**Goal**
Starting at the beginning of the items and ending with the line that contains "Text: 86811: 86811 bbox=[130, 100, 160, 109]", copy the lines out again, switching "Bar" to "Rectangle" and changing nothing else.

Bounding box entries

_ _ _ _ _

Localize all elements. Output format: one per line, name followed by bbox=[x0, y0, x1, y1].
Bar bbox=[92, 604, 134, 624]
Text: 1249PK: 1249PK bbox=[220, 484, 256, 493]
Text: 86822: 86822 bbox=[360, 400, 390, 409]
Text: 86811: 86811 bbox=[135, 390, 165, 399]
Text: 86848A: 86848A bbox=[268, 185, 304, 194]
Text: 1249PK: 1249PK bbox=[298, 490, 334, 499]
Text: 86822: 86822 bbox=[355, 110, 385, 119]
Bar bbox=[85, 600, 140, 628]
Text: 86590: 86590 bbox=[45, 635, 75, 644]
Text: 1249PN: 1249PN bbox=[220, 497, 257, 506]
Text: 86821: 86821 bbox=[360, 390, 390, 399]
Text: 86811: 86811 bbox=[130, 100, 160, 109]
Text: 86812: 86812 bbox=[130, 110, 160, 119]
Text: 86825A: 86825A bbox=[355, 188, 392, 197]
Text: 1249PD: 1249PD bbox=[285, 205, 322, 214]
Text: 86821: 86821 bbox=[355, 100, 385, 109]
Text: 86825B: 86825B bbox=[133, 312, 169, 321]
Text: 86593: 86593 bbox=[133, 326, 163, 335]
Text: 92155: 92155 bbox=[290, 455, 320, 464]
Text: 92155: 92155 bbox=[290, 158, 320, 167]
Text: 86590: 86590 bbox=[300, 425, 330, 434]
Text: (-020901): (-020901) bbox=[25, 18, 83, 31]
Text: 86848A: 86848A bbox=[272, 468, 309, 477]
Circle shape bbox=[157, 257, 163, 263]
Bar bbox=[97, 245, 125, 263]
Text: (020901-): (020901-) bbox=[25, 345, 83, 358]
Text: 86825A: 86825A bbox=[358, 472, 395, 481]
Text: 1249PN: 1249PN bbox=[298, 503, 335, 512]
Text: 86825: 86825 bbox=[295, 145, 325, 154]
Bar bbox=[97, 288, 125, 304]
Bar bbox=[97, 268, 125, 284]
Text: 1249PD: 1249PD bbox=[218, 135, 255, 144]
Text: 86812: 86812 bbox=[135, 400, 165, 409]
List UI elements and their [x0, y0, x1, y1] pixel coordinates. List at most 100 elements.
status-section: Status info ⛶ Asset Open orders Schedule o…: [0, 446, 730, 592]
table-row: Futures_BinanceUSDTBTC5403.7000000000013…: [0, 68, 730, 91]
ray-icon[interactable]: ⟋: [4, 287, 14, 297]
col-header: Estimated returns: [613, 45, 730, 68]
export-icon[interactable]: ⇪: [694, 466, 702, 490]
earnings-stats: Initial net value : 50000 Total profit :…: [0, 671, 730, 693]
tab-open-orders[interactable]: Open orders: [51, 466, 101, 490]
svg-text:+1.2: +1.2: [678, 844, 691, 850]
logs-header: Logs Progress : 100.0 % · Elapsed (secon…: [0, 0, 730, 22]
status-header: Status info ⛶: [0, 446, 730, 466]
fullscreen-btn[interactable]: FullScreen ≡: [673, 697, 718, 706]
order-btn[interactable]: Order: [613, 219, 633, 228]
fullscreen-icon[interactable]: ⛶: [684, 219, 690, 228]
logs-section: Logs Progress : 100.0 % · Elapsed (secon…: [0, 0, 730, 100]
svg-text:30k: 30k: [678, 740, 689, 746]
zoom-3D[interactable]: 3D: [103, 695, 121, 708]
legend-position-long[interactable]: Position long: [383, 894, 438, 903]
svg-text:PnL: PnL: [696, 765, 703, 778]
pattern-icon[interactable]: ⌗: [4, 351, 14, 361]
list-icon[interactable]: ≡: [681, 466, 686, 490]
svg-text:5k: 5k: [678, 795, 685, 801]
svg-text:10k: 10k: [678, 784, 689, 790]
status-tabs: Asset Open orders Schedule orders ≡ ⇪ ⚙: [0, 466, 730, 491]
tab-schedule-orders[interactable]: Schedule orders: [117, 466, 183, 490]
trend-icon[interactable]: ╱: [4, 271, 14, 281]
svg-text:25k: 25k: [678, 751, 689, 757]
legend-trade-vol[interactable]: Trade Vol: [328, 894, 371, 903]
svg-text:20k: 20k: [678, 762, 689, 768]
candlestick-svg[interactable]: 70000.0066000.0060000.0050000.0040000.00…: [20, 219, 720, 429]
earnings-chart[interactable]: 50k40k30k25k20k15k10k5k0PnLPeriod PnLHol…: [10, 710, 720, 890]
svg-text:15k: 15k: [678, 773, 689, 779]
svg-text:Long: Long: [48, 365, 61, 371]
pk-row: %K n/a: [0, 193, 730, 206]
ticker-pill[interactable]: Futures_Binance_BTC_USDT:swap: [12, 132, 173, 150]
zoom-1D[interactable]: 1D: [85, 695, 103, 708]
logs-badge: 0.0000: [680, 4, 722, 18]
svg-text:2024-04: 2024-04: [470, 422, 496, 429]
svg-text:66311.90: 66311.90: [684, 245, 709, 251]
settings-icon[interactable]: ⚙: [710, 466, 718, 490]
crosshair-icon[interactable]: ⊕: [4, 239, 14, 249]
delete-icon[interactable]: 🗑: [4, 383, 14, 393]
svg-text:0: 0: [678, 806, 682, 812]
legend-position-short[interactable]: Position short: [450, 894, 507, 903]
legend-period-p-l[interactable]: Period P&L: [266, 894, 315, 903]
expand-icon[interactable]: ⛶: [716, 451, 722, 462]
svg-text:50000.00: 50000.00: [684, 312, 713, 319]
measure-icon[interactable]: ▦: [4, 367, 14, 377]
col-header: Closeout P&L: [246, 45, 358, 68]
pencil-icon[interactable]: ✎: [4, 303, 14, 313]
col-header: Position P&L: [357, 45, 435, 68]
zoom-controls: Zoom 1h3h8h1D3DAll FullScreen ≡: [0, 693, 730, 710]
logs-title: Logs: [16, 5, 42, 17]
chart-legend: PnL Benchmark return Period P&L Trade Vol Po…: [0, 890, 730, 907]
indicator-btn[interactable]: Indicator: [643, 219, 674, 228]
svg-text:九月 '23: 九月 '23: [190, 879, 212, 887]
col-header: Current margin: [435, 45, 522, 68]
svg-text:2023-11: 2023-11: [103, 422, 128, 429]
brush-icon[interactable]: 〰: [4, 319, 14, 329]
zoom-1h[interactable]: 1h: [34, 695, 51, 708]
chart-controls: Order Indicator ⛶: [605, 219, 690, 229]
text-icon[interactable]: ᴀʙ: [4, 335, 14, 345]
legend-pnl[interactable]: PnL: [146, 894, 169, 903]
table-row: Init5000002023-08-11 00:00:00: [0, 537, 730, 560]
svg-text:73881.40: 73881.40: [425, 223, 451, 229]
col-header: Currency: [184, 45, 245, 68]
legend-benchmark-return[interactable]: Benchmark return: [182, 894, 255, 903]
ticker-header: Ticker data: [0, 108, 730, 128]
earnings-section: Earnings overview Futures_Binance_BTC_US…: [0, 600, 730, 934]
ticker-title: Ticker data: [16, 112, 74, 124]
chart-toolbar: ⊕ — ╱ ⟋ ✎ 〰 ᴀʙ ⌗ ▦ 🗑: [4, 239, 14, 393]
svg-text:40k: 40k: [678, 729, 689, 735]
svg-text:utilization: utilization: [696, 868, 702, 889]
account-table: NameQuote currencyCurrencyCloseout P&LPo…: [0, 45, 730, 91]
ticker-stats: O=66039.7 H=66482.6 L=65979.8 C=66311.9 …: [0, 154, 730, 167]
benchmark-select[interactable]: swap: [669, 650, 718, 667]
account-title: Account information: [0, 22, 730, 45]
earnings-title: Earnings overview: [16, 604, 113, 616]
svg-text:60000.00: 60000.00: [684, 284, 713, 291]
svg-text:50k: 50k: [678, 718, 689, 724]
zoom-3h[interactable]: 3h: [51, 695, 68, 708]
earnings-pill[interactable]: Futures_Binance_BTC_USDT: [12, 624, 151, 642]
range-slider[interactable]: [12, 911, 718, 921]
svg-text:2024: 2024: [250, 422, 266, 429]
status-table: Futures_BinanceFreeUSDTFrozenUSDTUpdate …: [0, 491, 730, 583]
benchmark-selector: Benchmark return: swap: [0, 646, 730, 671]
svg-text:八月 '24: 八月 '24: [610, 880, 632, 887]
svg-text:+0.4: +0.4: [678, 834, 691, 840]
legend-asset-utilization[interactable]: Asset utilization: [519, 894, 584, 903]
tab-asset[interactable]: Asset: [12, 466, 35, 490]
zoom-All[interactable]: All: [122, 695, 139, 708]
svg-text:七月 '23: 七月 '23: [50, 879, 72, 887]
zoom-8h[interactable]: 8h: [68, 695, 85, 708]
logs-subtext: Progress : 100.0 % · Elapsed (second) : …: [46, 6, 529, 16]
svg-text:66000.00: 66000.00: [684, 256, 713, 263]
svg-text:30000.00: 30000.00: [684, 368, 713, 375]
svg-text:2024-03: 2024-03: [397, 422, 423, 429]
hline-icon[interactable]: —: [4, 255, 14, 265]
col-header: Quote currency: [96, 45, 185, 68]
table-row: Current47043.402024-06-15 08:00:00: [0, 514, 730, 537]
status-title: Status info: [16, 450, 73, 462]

_ _ _ _ _

**Correct response**
Localize all elements. Output format: one per line, name followed by bbox=[x0, y0, x1, y1].
Rectangle bbox=[92, 604, 134, 624]
Text: 1249PK: 1249PK bbox=[220, 484, 256, 493]
Text: 86822: 86822 bbox=[360, 400, 390, 409]
Text: 86811: 86811 bbox=[135, 390, 165, 399]
Text: 86848A: 86848A bbox=[268, 185, 304, 194]
Text: 1249PK: 1249PK bbox=[298, 490, 334, 499]
Text: 86822: 86822 bbox=[355, 110, 385, 119]
Rectangle bbox=[85, 600, 140, 628]
Text: 86590: 86590 bbox=[45, 635, 75, 644]
Text: 1249PN: 1249PN bbox=[220, 497, 257, 506]
Text: 86821: 86821 bbox=[360, 390, 390, 399]
Text: 86811: 86811 bbox=[130, 100, 160, 109]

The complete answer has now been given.